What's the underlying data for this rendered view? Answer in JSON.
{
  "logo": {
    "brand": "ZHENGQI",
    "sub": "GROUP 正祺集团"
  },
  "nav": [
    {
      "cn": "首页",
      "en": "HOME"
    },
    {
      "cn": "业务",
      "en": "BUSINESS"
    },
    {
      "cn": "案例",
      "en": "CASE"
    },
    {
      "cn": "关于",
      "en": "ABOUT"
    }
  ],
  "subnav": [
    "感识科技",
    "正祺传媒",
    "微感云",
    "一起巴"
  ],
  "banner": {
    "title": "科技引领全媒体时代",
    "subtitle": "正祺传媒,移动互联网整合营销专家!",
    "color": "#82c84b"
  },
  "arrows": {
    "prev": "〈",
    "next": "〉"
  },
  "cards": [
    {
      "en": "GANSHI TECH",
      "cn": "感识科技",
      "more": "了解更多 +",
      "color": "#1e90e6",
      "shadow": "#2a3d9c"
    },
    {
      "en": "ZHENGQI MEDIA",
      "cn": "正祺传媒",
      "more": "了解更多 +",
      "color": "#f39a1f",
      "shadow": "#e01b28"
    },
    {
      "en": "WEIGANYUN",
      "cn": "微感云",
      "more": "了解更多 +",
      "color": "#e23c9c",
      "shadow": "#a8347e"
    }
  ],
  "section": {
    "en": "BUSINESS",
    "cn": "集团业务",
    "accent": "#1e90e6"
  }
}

###

◆ Written request
Make an exact copy of the data above.

◆ Exercise solution
What's the underlying data for this rendered view? Answer in JSON.
{
  "logo": {
    "brand": "ZHENGQI",
    "sub": "GROUP 正祺集团"
  },
  "nav": [
    {
      "cn": "首页",
      "en": "HOME"
    },
    {
      "cn": "业务",
      "en": "BUSINESS"
    },
    {
      "cn": "案例",
      "en": "CASE"
    },
    {
      "cn": "关于",
      "en": "ABOUT"
    }
  ],
  "subnav": [
    "感识科技",
    "正祺传媒",
    "微感云",
    "一起巴"
  ],
  "banner": {
    "title": "科技引领全媒体时代",
    "subtitle": "正祺传媒,移动互联网整合营销专家!",
    "color": "#82c84b"
  },
  "arrows": {
    "prev": "〈",
    "next": "〉"
  },
  "cards": [
    {
      "en": "GANSHI TECH",
      "cn": "感识科技",
      "more": "了解更多 +",
      "color": "#1e90e6",
      "shadow": "#2a3d9c"
    },
    {
      "en": "ZHENGQI MEDIA",
      "cn": "正祺传媒",
      "more": "了解更多 +",
      "color": "#f39a1f",
      "shadow": "#e01b28"
    },
    {
      "en": "WEIGANYUN",
      "cn": "微感云",
      "more": "了解更多 +",
      "color": "#e23c9c",
      "shadow": "#a8347e"
    }
  ],
  "section": {
    "en": "BUSINESS",
    "cn": "集团业务",
    "accent": "#1e90e6"
  }
}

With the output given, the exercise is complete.